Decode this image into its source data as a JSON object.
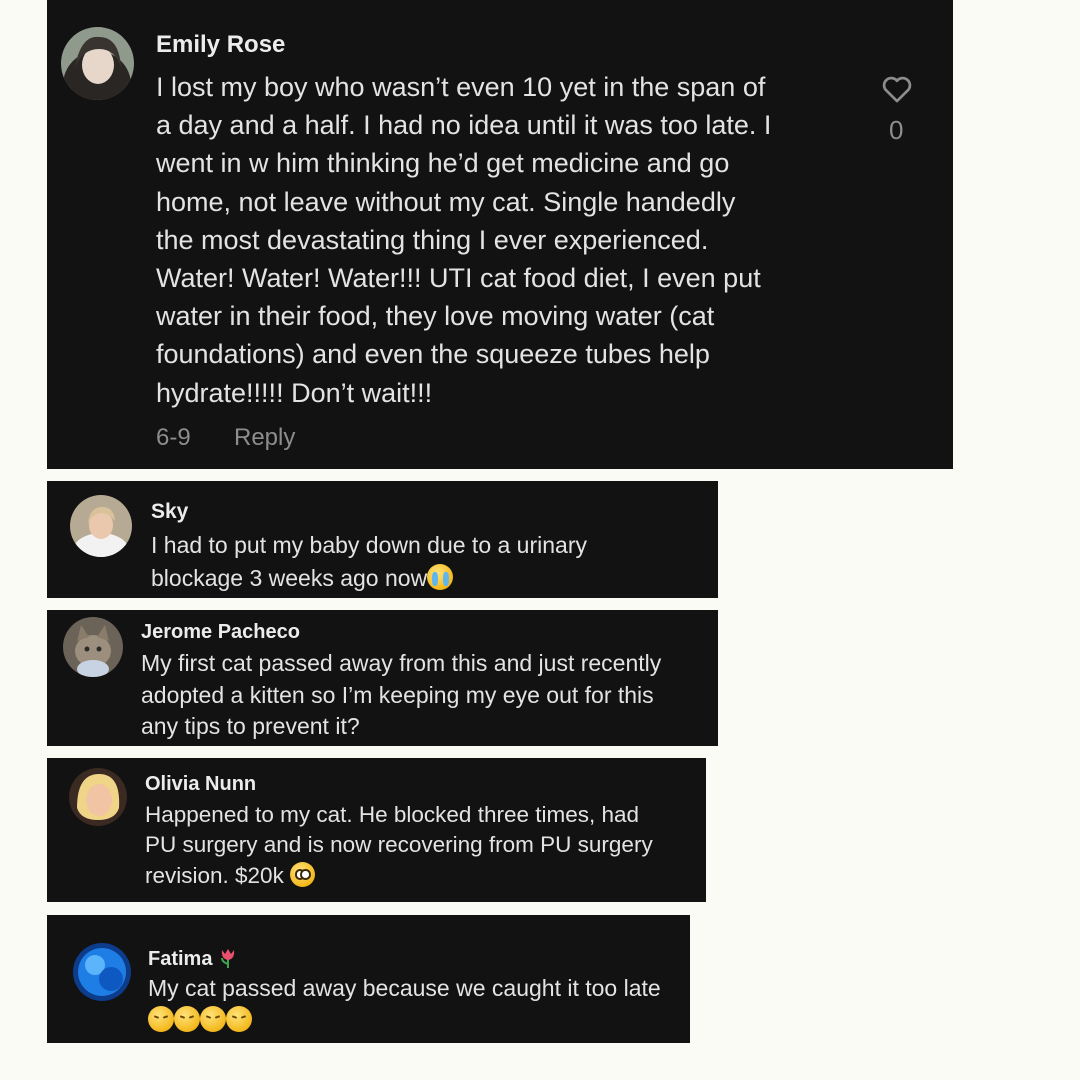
{
  "comments": [
    {
      "name": "Emily Rose",
      "lines": [
        "I lost my boy who wasn’t even 10 yet in the span of",
        "a day and a half. I had no idea until it was too late. I",
        "went in w him thinking he’d get medicine and go",
        "home, not leave without my cat. Single handedly",
        "the most devastating thing I ever experienced.",
        "Water! Water! Water!!! UTI cat food diet, I even put",
        "water in their food, they love moving water (cat",
        "foundations) and even the squeeze tubes help",
        "hydrate!!!!! Don’t wait!!!"
      ],
      "date": "6-9",
      "reply_label": "Reply",
      "like_count": "0",
      "like_icon": "heart-outline-icon"
    },
    {
      "name": "Sky",
      "lines": [
        "I had to put my baby down due to a urinary",
        "blockage 3 weeks ago now"
      ],
      "emoji": "loudly-crying-face-icon"
    },
    {
      "name": "Jerome Pacheco",
      "lines": [
        "My first cat passed away from this and just recently",
        "adopted a kitten so I’m keeping my eye out for this",
        "any tips to prevent it?"
      ]
    },
    {
      "name": "Olivia Nunn",
      "lines": [
        "Happened to my cat. He blocked three times, had",
        "PU surgery and is now recovering from PU surgery",
        "revision. $20k"
      ],
      "emoji": "pleading-face-icon"
    },
    {
      "name": "Fatima",
      "name_emoji": "tulip-icon",
      "lines": [
        "My cat passed away because we caught it too late"
      ],
      "emoji": "pensive-face-icon",
      "emoji_count": 4
    }
  ],
  "colors": {
    "page_background": "#fbfbf6",
    "card_background": "#121212",
    "text": "#e3e3e3",
    "meta": "#8d8d8d"
  }
}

────────────────────────────────────────

EXERCISE AIM =
Each record above should come back exactly the same, only without its pictures.

WORKED SOLUTION =
Decode this image into its source data as a JSON object.
{
  "comments": [
    {
      "name": "Emily Rose",
      "lines": [
        "I lost my boy who wasn’t even 10 yet in the span of",
        "a day and a half. I had no idea until it was too late. I",
        "went in w him thinking he’d get medicine and go",
        "home, not leave without my cat. Single handedly",
        "the most devastating thing I ever experienced.",
        "Water! Water! Water!!! UTI cat food diet, I even put",
        "water in their food, they love moving water (cat",
        "foundations) and even the squeeze tubes help",
        "hydrate!!!!! Don’t wait!!!"
      ],
      "date": "6-9",
      "reply_label": "Reply",
      "like_count": "0",
      "like_icon": "heart-outline-icon"
    },
    {
      "name": "Sky",
      "lines": [
        "I had to put my baby down due to a urinary",
        "blockage 3 weeks ago now"
      ],
      "emoji": "loudly-crying-face-icon"
    },
    {
      "name": "Jerome Pacheco",
      "lines": [
        "My first cat passed away from this and just recently",
        "adopted a kitten so I’m keeping my eye out for this",
        "any tips to prevent it?"
      ]
    },
    {
      "name": "Olivia Nunn",
      "lines": [
        "Happened to my cat. He blocked three times, had",
        "PU surgery and is now recovering from PU surgery",
        "revision. $20k"
      ],
      "emoji": "pleading-face-icon"
    },
    {
      "name": "Fatima",
      "name_emoji": "tulip-icon",
      "lines": [
        "My cat passed away because we caught it too late"
      ],
      "emoji": "pensive-face-icon",
      "emoji_count": 4
    }
  ],
  "colors": {
    "page_background": "#fbfbf6",
    "card_background": "#121212",
    "text": "#e3e3e3",
    "meta": "#8d8d8d"
  }
}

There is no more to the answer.